### What the task requires
Report, as a bare number, how many lines contain the string "representantes".

### Task input
* Begin *

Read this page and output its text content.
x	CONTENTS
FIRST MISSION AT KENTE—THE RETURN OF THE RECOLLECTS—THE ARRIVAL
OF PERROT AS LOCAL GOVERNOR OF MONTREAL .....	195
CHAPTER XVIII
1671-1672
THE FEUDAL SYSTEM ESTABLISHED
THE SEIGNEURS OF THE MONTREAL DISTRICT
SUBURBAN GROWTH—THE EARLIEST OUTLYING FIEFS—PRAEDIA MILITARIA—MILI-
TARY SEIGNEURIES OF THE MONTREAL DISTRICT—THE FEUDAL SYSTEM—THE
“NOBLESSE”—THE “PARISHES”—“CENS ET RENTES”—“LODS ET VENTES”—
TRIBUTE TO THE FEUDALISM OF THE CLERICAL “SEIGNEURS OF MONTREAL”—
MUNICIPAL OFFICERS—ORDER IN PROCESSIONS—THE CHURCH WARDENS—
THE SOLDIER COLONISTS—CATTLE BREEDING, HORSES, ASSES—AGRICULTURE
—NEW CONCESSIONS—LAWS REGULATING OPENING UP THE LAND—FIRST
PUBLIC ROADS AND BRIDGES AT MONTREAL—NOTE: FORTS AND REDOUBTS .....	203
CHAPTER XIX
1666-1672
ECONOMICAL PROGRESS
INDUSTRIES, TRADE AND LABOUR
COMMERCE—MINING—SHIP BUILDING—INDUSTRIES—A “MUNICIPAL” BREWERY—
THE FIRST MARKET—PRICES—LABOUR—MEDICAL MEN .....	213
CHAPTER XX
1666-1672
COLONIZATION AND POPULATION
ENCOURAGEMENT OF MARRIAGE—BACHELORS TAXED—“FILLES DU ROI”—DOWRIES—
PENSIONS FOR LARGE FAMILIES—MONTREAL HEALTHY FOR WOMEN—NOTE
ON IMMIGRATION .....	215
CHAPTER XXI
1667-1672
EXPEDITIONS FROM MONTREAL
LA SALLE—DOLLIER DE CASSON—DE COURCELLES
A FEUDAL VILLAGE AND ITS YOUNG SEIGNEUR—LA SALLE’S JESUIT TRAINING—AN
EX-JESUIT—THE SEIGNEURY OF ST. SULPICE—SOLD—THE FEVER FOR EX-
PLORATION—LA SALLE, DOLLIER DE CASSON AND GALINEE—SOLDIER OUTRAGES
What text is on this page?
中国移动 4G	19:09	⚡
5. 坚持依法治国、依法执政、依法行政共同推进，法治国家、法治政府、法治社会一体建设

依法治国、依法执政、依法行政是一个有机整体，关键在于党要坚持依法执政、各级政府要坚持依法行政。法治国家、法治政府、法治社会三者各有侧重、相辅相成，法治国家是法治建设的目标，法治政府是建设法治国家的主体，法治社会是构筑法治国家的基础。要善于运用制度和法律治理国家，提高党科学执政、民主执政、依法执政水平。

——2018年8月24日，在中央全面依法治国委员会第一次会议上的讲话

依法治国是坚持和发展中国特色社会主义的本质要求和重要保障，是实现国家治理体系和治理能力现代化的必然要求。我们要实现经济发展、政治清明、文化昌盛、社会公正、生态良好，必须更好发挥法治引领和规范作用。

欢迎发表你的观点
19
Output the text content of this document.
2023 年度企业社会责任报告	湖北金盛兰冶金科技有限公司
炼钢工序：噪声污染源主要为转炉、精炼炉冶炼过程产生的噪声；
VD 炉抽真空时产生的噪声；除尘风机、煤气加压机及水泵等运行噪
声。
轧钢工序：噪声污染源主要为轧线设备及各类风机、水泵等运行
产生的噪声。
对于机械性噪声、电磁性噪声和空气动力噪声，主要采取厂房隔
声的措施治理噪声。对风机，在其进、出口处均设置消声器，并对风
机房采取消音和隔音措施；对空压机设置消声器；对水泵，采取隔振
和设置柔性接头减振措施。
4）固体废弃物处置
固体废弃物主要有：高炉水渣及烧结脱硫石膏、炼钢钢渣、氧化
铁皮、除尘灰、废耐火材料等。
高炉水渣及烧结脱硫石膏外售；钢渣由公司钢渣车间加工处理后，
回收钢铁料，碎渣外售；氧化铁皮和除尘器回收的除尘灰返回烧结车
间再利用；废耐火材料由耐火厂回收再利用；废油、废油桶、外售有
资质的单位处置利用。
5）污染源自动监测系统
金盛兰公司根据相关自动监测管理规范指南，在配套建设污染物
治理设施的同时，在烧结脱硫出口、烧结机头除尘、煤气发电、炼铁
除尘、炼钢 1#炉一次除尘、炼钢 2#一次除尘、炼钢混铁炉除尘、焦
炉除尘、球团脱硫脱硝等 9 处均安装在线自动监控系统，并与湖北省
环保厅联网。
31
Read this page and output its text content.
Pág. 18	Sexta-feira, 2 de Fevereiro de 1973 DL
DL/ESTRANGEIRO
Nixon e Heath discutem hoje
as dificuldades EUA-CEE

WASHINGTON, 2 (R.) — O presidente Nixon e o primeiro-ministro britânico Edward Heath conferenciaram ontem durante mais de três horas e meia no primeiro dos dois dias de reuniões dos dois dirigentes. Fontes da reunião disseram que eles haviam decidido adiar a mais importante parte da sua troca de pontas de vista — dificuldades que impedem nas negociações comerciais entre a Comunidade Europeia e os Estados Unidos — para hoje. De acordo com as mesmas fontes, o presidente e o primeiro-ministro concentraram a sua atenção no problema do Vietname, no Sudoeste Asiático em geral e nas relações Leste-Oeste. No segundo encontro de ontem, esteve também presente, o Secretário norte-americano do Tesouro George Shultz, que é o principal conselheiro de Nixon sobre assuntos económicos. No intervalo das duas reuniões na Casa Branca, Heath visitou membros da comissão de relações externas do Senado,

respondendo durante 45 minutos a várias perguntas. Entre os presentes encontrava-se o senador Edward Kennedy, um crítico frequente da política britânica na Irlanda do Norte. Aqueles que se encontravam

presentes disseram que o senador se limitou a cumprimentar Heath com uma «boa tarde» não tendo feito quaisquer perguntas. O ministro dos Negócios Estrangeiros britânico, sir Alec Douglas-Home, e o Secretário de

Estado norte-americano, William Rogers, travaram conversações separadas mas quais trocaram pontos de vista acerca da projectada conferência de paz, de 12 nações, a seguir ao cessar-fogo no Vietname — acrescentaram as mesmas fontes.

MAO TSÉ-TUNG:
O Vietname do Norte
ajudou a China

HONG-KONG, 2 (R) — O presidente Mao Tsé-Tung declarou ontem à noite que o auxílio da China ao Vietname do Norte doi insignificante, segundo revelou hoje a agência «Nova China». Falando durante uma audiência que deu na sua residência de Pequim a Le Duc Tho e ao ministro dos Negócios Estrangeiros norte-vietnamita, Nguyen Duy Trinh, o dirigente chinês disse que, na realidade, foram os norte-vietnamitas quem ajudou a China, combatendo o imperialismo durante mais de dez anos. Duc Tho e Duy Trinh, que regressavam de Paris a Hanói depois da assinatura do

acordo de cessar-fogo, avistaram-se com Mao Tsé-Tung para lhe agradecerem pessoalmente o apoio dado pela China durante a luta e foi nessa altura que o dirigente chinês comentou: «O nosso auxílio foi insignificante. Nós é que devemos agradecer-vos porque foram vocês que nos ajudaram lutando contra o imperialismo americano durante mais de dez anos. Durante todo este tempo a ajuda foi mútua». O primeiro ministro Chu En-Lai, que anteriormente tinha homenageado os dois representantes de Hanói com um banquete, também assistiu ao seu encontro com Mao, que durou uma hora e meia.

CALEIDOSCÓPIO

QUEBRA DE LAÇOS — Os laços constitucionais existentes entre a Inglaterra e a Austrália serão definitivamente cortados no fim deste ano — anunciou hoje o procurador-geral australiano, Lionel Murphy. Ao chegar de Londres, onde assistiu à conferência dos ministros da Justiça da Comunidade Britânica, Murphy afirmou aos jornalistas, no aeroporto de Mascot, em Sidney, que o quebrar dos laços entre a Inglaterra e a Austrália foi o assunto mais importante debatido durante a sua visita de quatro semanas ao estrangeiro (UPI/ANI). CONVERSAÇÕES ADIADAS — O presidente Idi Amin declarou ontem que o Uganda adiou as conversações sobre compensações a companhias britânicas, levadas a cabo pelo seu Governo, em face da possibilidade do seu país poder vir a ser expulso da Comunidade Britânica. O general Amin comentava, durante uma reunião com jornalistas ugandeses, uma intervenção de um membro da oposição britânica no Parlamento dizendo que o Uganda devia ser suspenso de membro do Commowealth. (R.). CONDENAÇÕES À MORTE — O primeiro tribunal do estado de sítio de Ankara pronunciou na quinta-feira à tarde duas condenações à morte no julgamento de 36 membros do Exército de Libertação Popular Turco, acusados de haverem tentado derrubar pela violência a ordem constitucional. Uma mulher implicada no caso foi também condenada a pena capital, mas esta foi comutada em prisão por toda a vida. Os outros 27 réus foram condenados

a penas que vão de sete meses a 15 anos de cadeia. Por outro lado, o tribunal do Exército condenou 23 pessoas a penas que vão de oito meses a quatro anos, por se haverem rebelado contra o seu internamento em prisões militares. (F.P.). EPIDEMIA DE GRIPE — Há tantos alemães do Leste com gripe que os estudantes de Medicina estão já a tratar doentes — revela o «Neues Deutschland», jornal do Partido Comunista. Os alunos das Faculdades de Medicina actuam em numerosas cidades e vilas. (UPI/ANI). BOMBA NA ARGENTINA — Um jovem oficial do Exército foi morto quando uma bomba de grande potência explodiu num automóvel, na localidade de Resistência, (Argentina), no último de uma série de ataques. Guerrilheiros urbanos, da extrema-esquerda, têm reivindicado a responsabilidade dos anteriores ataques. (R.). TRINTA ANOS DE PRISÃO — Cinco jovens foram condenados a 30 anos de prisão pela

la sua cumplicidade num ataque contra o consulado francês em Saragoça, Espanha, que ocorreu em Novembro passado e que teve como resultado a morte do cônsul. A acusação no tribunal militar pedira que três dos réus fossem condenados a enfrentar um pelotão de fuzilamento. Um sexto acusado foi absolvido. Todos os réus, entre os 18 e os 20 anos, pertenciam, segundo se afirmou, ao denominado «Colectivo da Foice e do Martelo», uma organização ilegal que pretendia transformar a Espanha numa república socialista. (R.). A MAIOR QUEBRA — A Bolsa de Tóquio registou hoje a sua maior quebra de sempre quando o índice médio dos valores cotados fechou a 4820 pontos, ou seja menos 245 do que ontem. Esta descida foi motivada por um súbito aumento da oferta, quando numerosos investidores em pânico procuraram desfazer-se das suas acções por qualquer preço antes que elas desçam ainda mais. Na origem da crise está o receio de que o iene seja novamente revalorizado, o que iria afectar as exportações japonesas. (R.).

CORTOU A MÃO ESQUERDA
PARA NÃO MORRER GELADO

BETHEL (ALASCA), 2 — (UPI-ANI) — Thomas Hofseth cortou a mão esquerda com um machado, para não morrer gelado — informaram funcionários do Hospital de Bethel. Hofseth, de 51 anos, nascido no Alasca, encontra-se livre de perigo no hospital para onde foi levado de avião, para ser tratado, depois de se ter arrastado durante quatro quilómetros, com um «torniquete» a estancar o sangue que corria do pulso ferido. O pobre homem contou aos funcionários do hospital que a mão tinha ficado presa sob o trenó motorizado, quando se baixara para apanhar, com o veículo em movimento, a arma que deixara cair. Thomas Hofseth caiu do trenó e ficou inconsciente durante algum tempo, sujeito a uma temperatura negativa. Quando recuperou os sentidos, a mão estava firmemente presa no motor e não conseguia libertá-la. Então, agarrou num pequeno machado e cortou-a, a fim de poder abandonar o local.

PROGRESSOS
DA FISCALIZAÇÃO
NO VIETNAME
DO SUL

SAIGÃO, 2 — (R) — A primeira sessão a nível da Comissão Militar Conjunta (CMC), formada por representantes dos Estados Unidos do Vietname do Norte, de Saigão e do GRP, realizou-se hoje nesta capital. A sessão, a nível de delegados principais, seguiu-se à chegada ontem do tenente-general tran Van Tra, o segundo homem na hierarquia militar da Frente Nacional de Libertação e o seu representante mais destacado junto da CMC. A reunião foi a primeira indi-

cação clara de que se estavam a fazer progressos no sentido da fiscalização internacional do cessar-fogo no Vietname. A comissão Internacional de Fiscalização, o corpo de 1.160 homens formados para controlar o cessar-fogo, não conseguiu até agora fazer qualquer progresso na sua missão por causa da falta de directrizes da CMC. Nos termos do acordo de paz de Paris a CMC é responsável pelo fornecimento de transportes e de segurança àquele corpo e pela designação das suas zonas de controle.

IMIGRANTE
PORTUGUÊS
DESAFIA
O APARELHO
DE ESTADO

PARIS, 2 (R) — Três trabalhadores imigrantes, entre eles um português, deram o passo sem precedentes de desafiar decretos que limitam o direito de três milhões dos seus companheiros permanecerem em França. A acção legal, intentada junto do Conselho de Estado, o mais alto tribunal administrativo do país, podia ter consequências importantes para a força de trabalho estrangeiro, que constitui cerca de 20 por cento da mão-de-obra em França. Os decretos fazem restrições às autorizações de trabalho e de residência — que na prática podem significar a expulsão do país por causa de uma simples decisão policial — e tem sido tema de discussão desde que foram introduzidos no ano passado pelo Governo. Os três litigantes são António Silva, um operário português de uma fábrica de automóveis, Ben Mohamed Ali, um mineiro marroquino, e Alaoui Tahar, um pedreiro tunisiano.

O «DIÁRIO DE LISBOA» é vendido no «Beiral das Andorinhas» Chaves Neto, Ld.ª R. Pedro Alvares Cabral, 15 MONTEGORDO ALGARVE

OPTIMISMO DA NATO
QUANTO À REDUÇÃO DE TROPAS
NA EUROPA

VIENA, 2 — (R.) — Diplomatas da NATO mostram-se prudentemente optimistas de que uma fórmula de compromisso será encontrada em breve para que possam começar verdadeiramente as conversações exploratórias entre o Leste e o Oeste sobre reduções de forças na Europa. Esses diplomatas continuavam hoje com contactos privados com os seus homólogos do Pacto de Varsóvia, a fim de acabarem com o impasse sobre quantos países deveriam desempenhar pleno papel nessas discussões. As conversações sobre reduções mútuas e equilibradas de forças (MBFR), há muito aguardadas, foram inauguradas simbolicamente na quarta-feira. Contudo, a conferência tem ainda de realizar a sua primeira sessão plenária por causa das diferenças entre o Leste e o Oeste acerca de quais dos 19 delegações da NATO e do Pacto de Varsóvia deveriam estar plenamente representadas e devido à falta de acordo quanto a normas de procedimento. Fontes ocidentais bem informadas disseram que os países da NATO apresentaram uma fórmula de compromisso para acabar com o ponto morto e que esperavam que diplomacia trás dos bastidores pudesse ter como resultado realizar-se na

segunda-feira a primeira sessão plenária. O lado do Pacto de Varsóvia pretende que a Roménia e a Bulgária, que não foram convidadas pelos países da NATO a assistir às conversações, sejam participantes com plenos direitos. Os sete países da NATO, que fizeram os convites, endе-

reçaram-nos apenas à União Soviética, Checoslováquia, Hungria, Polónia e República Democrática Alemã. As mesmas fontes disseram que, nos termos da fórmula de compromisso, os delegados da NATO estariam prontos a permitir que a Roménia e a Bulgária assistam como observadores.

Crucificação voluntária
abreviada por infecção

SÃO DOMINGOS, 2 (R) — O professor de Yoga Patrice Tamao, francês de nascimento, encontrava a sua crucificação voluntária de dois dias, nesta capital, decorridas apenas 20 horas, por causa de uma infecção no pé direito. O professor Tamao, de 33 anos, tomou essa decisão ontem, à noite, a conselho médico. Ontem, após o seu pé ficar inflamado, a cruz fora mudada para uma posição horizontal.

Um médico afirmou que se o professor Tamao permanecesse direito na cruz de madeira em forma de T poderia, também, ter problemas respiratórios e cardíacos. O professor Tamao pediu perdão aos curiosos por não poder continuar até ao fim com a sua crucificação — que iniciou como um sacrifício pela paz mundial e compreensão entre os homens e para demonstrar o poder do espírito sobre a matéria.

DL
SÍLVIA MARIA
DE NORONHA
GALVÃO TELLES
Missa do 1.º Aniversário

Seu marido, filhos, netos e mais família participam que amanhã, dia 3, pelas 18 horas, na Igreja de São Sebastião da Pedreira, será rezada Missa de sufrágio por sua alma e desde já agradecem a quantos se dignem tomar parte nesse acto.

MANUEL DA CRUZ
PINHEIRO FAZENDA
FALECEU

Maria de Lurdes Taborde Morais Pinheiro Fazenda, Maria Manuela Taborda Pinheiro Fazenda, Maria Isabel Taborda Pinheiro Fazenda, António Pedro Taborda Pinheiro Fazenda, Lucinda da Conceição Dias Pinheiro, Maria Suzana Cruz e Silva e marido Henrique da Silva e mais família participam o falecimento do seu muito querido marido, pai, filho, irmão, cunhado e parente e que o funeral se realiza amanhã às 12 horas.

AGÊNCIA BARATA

* End *

### Answer below
2